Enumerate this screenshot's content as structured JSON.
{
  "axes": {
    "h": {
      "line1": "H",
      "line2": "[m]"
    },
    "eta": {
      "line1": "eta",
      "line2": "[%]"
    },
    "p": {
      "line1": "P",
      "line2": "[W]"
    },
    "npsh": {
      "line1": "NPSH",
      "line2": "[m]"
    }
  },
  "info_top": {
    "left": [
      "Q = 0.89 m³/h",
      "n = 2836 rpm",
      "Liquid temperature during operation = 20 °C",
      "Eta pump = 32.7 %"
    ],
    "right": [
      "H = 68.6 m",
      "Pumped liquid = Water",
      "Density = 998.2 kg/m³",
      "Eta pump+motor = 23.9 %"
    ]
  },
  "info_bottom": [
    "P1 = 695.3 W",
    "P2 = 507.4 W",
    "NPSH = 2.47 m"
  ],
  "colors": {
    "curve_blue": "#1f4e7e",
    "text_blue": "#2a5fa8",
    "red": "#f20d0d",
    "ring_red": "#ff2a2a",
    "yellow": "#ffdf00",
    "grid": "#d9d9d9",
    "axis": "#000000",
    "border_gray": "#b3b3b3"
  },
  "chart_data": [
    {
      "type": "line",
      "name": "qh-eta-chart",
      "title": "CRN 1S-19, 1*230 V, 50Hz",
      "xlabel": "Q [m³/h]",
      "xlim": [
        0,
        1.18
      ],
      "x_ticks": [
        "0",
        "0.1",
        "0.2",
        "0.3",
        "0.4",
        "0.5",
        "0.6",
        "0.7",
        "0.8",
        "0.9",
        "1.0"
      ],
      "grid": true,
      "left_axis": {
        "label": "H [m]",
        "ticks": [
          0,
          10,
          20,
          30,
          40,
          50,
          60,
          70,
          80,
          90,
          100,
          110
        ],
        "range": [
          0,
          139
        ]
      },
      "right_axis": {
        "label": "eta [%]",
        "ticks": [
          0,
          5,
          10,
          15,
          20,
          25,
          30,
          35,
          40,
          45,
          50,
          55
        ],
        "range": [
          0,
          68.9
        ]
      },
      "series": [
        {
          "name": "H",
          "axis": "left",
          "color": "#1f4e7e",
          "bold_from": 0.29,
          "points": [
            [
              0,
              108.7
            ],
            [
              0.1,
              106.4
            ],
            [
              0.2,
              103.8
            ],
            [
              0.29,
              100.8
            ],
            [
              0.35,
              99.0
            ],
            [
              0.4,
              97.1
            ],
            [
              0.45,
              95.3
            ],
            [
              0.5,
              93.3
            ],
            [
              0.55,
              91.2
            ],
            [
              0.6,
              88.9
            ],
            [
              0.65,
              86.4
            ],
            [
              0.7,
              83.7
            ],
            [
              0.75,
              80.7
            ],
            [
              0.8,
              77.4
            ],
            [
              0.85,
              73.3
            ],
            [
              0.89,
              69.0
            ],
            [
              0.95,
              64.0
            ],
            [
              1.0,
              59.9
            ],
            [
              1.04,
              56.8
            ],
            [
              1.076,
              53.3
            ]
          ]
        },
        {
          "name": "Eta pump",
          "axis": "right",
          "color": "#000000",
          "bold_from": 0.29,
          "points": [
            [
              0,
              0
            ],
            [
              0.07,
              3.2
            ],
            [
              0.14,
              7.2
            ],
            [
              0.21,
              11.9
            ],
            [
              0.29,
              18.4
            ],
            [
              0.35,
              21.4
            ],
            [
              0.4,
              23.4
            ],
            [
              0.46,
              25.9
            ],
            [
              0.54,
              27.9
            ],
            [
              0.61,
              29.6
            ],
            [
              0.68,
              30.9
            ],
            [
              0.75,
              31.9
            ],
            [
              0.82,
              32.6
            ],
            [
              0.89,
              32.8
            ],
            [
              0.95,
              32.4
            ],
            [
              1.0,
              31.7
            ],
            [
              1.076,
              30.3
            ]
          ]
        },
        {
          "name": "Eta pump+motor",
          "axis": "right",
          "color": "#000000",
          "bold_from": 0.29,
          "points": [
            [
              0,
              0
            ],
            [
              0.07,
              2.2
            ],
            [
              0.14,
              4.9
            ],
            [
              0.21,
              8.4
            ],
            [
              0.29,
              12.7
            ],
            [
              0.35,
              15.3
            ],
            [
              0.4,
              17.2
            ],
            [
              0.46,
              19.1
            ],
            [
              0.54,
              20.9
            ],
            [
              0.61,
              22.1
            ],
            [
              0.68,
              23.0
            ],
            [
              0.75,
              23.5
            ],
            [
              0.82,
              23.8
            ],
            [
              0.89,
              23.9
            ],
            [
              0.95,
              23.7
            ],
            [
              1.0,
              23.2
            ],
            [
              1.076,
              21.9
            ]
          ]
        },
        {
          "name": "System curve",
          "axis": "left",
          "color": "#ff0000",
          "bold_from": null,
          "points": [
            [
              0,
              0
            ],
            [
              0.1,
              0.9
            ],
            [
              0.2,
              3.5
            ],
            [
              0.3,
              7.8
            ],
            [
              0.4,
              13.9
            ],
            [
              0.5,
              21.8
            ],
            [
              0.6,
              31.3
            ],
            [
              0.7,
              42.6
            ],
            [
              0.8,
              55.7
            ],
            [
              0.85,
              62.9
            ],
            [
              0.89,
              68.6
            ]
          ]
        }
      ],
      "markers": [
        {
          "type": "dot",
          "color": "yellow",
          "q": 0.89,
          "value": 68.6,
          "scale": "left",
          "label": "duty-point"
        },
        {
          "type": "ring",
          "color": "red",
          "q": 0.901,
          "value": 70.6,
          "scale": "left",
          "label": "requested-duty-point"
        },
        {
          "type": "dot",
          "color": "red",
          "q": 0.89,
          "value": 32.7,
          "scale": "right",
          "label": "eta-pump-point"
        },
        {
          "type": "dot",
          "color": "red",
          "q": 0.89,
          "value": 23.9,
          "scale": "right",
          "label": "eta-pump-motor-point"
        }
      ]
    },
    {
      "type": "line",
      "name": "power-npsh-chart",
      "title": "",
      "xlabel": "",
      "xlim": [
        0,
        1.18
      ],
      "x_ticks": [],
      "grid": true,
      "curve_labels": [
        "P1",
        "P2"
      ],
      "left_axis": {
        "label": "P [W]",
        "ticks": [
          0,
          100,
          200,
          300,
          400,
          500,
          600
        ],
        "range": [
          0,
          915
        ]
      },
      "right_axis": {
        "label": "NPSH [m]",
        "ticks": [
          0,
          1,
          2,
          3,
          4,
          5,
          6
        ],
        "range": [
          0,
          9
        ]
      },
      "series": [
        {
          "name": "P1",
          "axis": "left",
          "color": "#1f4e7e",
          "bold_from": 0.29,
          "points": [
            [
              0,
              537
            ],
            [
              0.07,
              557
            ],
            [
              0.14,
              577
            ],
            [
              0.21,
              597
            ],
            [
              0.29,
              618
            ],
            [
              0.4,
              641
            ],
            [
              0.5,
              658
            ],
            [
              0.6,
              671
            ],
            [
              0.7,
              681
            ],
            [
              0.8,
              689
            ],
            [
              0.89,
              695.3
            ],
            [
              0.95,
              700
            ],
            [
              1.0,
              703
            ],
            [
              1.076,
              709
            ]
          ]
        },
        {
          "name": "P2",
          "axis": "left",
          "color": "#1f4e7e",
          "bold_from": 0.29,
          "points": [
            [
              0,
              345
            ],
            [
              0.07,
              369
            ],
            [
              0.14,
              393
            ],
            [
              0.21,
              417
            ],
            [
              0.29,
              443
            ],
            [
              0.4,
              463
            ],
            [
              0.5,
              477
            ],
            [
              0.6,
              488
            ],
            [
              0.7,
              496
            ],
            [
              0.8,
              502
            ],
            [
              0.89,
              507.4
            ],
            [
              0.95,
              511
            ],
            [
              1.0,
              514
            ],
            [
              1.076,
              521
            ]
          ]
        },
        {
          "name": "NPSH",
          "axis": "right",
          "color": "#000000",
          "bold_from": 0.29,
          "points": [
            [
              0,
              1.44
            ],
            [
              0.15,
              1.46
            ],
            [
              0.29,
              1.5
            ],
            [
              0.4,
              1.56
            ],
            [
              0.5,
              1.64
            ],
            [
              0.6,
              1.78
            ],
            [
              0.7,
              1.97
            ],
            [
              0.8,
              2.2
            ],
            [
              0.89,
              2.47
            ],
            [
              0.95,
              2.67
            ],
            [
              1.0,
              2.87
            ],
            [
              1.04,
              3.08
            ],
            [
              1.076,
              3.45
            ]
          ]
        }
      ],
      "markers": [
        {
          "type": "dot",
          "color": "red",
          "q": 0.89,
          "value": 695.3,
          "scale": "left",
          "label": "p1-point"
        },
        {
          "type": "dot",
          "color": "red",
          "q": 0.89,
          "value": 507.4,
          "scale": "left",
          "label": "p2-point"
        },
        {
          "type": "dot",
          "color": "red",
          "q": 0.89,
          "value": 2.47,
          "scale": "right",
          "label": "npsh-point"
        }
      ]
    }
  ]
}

> Directive
Make a copy of each line that contains the string "duty".

> Solution to this exercise
          "label": "duty-point"
          "label": "requested-duty-point"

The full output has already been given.